▼▼▼

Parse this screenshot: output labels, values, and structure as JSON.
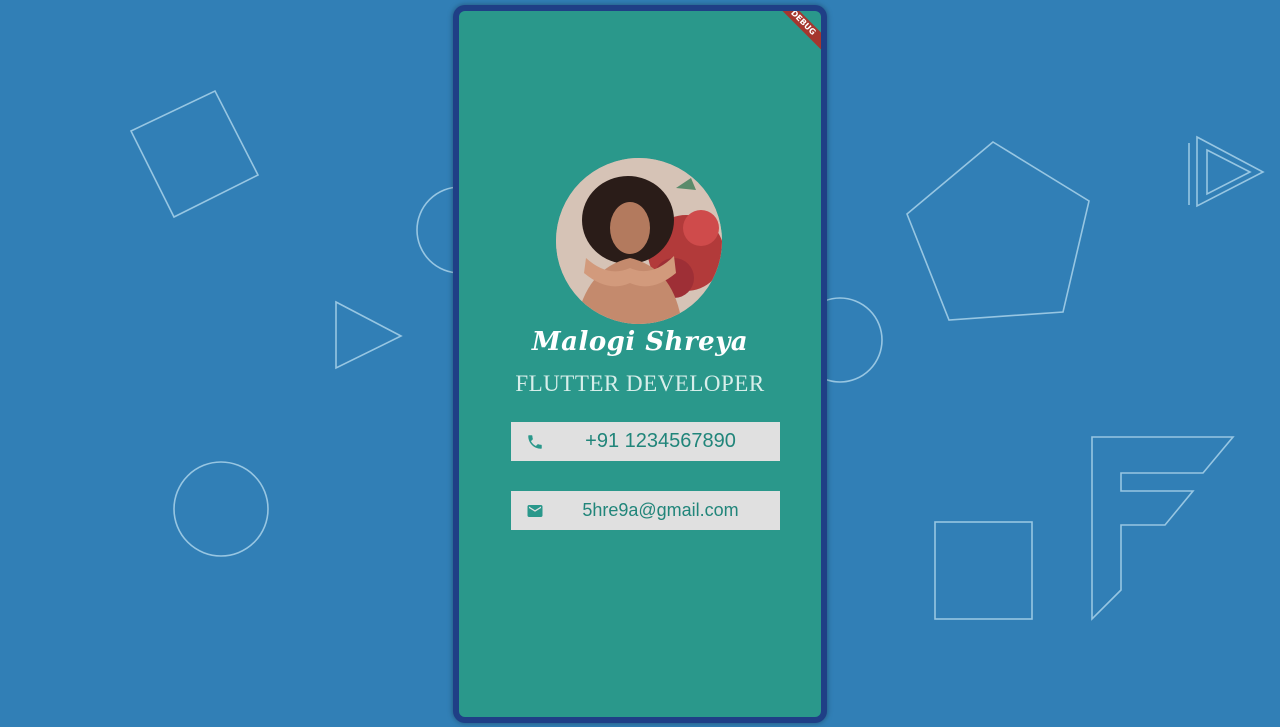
{
  "background": {
    "color": "#317fb6",
    "shapes": [
      "square",
      "circle",
      "triangle",
      "pentagon",
      "play-triangle",
      "flutter-logo-outline"
    ]
  },
  "app": {
    "debug_banner": "DEBUG",
    "screen_color": "#2a988b",
    "profile": {
      "avatar": "profile-photo",
      "name": "Malogi Shreya",
      "title": "FLUTTER DEVELOPER"
    },
    "contacts": {
      "phone": {
        "icon": "phone-icon",
        "value": "+91 1234567890"
      },
      "email": {
        "icon": "mail-icon",
        "value": "5hre9a@gmail.com"
      }
    }
  }
}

▲▲▲

— AIM OF THE EXERCISE —
Word for word, quote the full listing, omitting every picture.

— ANSWER TO THE TASK —
Parse this screenshot: output labels, values, and structure as JSON.
{
  "background": {
    "color": "#317fb6",
    "shapes": [
      "square",
      "circle",
      "triangle",
      "pentagon",
      "play-triangle",
      "flutter-logo-outline"
    ]
  },
  "app": {
    "debug_banner": "DEBUG",
    "screen_color": "#2a988b",
    "profile": {
      "avatar": "profile-photo",
      "name": "Malogi Shreya",
      "title": "FLUTTER DEVELOPER"
    },
    "contacts": {
      "phone": {
        "icon": "phone-icon",
        "value": "+91 1234567890"
      },
      "email": {
        "icon": "mail-icon",
        "value": "5hre9a@gmail.com"
      }
    }
  }
}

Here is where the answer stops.